To be done
In the data below, locate each line with the word "lead" and list it.

--*--

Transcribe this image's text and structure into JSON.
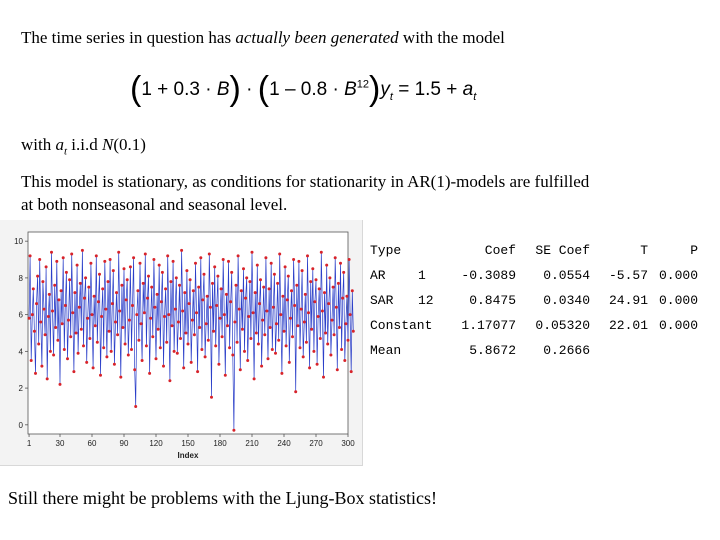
{
  "intro": {
    "lead": "The time series in question has ",
    "italic": "actually been generated",
    "tail": " with the model"
  },
  "formula": {
    "open": "(",
    "one": "1 + 0.3 · ",
    "B": "B",
    "close": ")",
    "dot": " · ",
    "one2": "1 – 0.8 · ",
    "B2": "B",
    "exp": "12",
    "y": "y",
    "t": "t",
    "eq": " = 1.5 + ",
    "a": "a",
    "t2": "t"
  },
  "noise": {
    "lead": "with ",
    "a": "a",
    "t": "t",
    "mid": " i.i.d ",
    "N": "N",
    "tail": "(0.1)"
  },
  "stationary": {
    "line1": "This model is stationary, as conditions for stationarity in AR(1)-models are fulfilled",
    "line2": "at both nonseasonal and seasonal level."
  },
  "footer": "Still there might be problems with the Ljung-Box statistics!",
  "table": {
    "header": [
      "Type",
      "",
      "Coef",
      "SE Coef",
      "T",
      "P"
    ],
    "rows": [
      [
        "AR",
        "1",
        "-0.3089",
        "0.0554",
        "-5.57",
        "0.000"
      ],
      [
        "SAR",
        "12",
        "0.8475",
        "0.0340",
        "24.91",
        "0.000"
      ],
      [
        "Constant",
        "",
        "1.17077",
        "0.05320",
        "22.01",
        "0.000"
      ],
      [
        "Mean",
        "",
        "5.8672",
        "0.2666",
        "",
        ""
      ]
    ]
  },
  "colors": {
    "line": "#2b3fc9",
    "point": "#d8232a",
    "plot_bg": "#ffffff",
    "panel_bg": "#f3f3f3"
  },
  "chart_data": {
    "type": "line",
    "title": "",
    "xlabel": "Index",
    "ylabel": "",
    "xlim": [
      0,
      300
    ],
    "ylim": [
      -0.5,
      10.5
    ],
    "xticks": [
      1,
      30,
      60,
      90,
      120,
      150,
      180,
      210,
      240,
      270,
      300
    ],
    "yticks": [
      0,
      2,
      4,
      6,
      8,
      10
    ],
    "grid": false,
    "legend": "none",
    "series": [
      {
        "y": [
          5.8,
          9.2,
          3.5,
          6.0,
          7.4,
          5.1,
          2.8,
          6.6,
          8.1,
          4.4,
          9.0,
          5.6,
          3.2,
          7.8,
          6.3,
          4.9,
          8.6,
          2.5,
          5.9,
          7.1,
          4.0,
          9.4,
          6.2,
          3.8,
          7.6,
          5.3,
          8.9,
          4.6,
          6.8,
          2.2,
          7.3,
          5.5,
          9.1,
          4.1,
          6.5,
          8.3,
          3.6,
          5.7,
          7.9,
          4.8,
          9.3,
          6.1,
          2.9,
          7.2,
          5.0,
          8.7,
          3.9,
          6.4,
          7.7,
          5.2,
          9.5,
          4.3,
          6.9,
          8.0,
          3.4,
          5.8,
          7.5,
          4.7,
          8.8,
          6.0,
          3.1,
          7.0,
          5.4,
          9.2,
          4.5,
          6.7,
          8.2,
          2.7,
          5.9,
          7.4,
          4.2,
          8.9,
          6.3,
          3.7,
          7.8,
          5.1,
          9.0,
          4.0,
          6.6,
          8.4,
          3.3,
          5.6,
          7.2,
          4.9,
          9.4,
          6.2,
          2.6,
          7.6,
          5.3,
          8.5,
          4.4,
          6.8,
          7.9,
          3.8,
          5.7,
          8.6,
          4.1,
          6.5,
          9.1,
          3.0,
          1.0,
          6.0,
          7.3,
          4.6,
          8.8,
          5.5,
          3.5,
          7.7,
          6.1,
          9.3,
          4.3,
          6.9,
          8.1,
          2.8,
          5.8,
          7.5,
          4.8,
          9.0,
          6.4,
          3.6,
          7.1,
          5.2,
          8.7,
          4.2,
          6.7,
          8.3,
          3.2,
          5.9,
          7.4,
          4.5,
          9.2,
          6.0,
          2.4,
          7.8,
          5.4,
          8.9,
          4.0,
          6.3,
          8.0,
          3.9,
          5.6,
          7.6,
          4.7,
          9.5,
          6.2,
          3.1,
          7.2,
          5.0,
          8.4,
          4.4,
          6.6,
          7.9,
          3.4,
          5.7,
          7.3,
          4.9,
          8.8,
          6.1,
          2.9,
          7.5,
          5.3,
          9.1,
          4.1,
          6.8,
          8.2,
          3.7,
          5.5,
          7.0,
          4.6,
          9.3,
          6.4,
          1.5,
          7.7,
          5.1,
          8.6,
          4.3,
          6.5,
          8.1,
          3.3,
          5.8,
          7.4,
          4.8,
          9.0,
          6.0,
          2.7,
          7.1,
          5.4,
          8.9,
          4.2,
          6.7,
          8.3,
          3.8,
          -0.3,
          5.6,
          7.6,
          4.5,
          9.2,
          6.3,
          3.0,
          7.3,
          5.2,
          8.5,
          4.0,
          6.9,
          8.0,
          3.5,
          5.9,
          7.8,
          4.7,
          9.4,
          6.1,
          2.5,
          7.2,
          5.0,
          8.7,
          4.4,
          6.6,
          7.9,
          3.2,
          5.7,
          7.5,
          4.9,
          9.1,
          6.2,
          3.6,
          7.4,
          5.3,
          8.8,
          4.1,
          6.4,
          8.2,
          3.9,
          5.5,
          7.7,
          4.6,
          9.3,
          6.0,
          2.8,
          7.0,
          5.1,
          8.6,
          4.3,
          6.8,
          8.1,
          3.4,
          5.8,
          7.3,
          4.8,
          9.0,
          6.5,
          1.8,
          7.6,
          5.4,
          8.9,
          4.2,
          6.3,
          8.4,
          3.7,
          5.6,
          7.1,
          4.5,
          9.2,
          6.1,
          3.1,
          7.8,
          5.2,
          8.5,
          4.0,
          6.7,
          7.9,
          3.3,
          5.9,
          7.4,
          4.7,
          9.4,
          6.2,
          2.6,
          7.2,
          5.0,
          8.7,
          4.4,
          6.6,
          8.0,
          3.8,
          5.7,
          7.5,
          4.9,
          9.1,
          6.4,
          3.0,
          7.7,
          5.3,
          8.8,
          4.1,
          6.9,
          8.3,
          3.5,
          5.5,
          7.0,
          4.6,
          9.0,
          6.0,
          2.9,
          7.3,
          5.1
        ]
      }
    ]
  }
}
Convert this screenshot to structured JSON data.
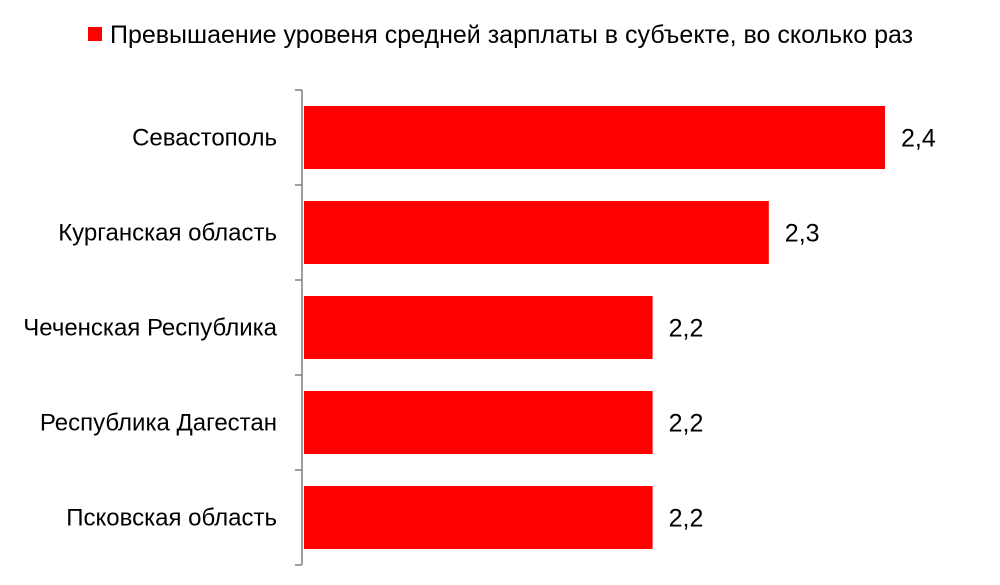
{
  "chart_data": {
    "type": "bar",
    "orientation": "horizontal",
    "categories": [
      "Севастополь",
      "Курганская область",
      "Чеченская Республика",
      "Республика Дагестан",
      "Псковская область"
    ],
    "series": [
      {
        "name": "Превышаение уровеня средней зарплаты в субъекте, во сколько раз",
        "values": [
          2.4,
          2.3,
          2.2,
          2.2,
          2.2
        ],
        "value_labels": [
          "2,4",
          "2,3",
          "2,2",
          "2,2",
          "2,2"
        ],
        "color": "#ff0000"
      }
    ],
    "xlim": [
      1.9,
      2.4
    ],
    "legend_position": "top",
    "grid": false
  }
}
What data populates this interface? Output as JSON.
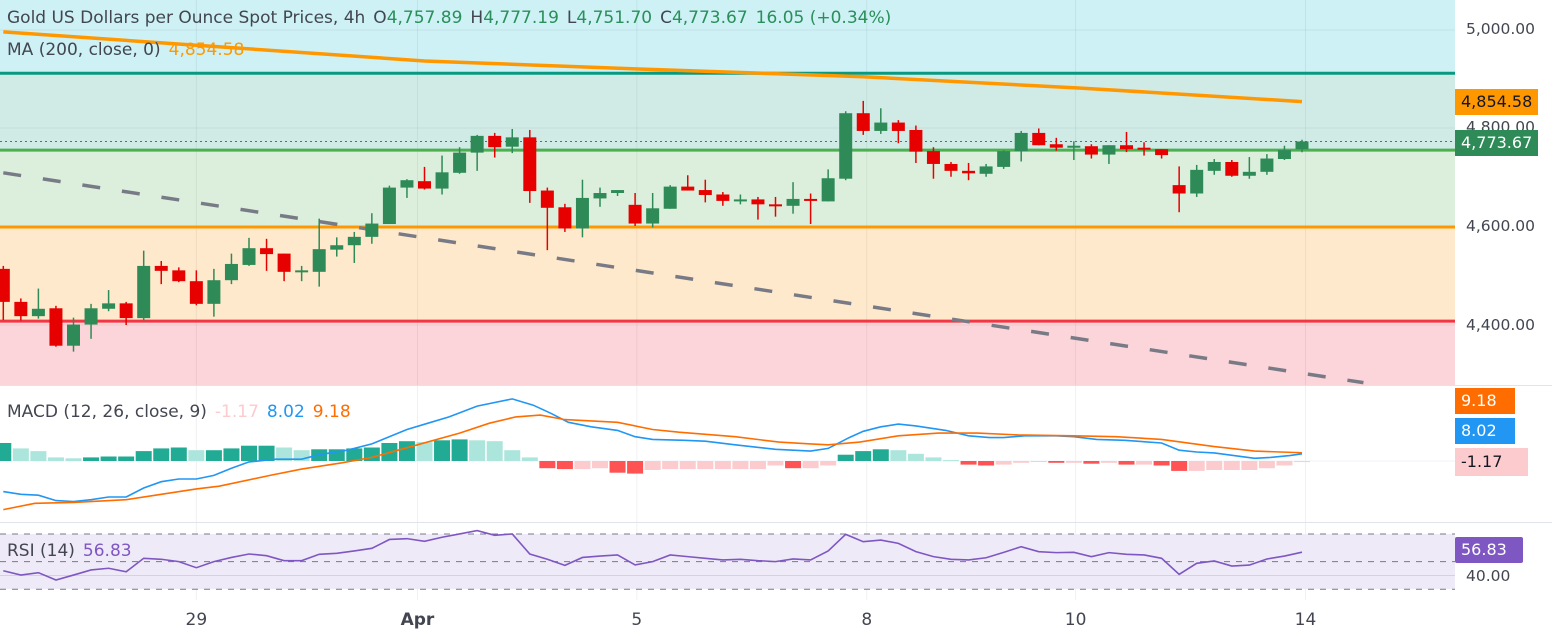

--*--

Full solution
    "lead": "The time series in question has ",
    "lead": "with ",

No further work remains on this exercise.